## TASK REQUIREMENTS
Search the entries below. Return every line that has "nazwa" in it.

## AVAILABLE RECORDS
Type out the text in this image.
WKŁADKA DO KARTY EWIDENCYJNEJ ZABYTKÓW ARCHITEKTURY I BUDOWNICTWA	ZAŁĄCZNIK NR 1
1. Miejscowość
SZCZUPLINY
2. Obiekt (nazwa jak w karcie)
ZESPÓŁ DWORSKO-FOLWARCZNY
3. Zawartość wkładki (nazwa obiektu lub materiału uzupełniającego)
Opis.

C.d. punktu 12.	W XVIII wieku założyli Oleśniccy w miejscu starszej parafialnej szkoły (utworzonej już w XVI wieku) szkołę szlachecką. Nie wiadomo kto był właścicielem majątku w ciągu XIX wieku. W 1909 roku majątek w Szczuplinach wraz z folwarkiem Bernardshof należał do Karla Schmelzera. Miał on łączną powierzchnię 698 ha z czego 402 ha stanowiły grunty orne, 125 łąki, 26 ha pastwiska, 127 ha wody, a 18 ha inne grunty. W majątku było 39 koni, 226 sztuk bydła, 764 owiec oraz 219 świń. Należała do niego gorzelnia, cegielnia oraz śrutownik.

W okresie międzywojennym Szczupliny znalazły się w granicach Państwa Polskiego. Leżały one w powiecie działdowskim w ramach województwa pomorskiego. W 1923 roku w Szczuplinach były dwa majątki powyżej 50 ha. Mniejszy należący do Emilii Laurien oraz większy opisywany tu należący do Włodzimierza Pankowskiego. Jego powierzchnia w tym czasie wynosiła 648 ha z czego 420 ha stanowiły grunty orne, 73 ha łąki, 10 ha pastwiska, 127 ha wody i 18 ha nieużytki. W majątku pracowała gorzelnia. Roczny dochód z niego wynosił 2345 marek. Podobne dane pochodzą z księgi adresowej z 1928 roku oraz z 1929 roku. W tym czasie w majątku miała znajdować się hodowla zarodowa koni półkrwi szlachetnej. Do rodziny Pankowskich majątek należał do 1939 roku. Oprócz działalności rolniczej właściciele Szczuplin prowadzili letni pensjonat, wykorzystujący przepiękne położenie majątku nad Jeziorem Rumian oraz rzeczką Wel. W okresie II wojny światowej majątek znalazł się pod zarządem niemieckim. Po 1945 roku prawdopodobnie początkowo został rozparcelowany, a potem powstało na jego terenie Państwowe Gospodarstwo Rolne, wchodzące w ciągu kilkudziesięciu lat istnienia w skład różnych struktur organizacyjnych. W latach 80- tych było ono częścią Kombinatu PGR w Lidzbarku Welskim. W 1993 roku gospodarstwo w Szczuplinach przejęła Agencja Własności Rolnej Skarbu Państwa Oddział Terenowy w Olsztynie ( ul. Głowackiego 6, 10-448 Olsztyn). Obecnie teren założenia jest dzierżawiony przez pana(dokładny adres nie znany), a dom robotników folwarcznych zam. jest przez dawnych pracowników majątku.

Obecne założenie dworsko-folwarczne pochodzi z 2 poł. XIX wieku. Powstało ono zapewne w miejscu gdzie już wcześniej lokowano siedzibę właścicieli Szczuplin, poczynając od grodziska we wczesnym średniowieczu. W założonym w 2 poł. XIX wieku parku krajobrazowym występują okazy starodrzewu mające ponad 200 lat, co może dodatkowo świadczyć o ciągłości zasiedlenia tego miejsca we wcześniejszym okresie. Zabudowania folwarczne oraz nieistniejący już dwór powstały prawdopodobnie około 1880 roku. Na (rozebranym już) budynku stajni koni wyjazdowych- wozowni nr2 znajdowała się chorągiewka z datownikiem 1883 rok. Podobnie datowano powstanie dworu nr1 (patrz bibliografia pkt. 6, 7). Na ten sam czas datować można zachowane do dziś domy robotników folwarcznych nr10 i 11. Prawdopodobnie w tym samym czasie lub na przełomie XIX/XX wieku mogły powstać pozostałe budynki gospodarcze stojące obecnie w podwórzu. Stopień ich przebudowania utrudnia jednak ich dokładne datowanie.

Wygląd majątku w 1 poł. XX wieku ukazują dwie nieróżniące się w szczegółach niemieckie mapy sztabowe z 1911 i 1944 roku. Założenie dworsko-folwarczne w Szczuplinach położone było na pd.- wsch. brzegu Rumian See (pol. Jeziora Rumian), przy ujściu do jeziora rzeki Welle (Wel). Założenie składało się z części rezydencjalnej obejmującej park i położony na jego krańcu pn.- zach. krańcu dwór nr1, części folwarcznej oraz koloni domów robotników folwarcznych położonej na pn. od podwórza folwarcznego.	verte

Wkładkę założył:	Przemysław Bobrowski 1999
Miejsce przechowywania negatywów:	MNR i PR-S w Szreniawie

## WRITTEN ANSWER
2. Obiekt (nazwa jak w karcie)
3. Zawartość wkładki (nazwa obiektu lub materiału uzupełniającego)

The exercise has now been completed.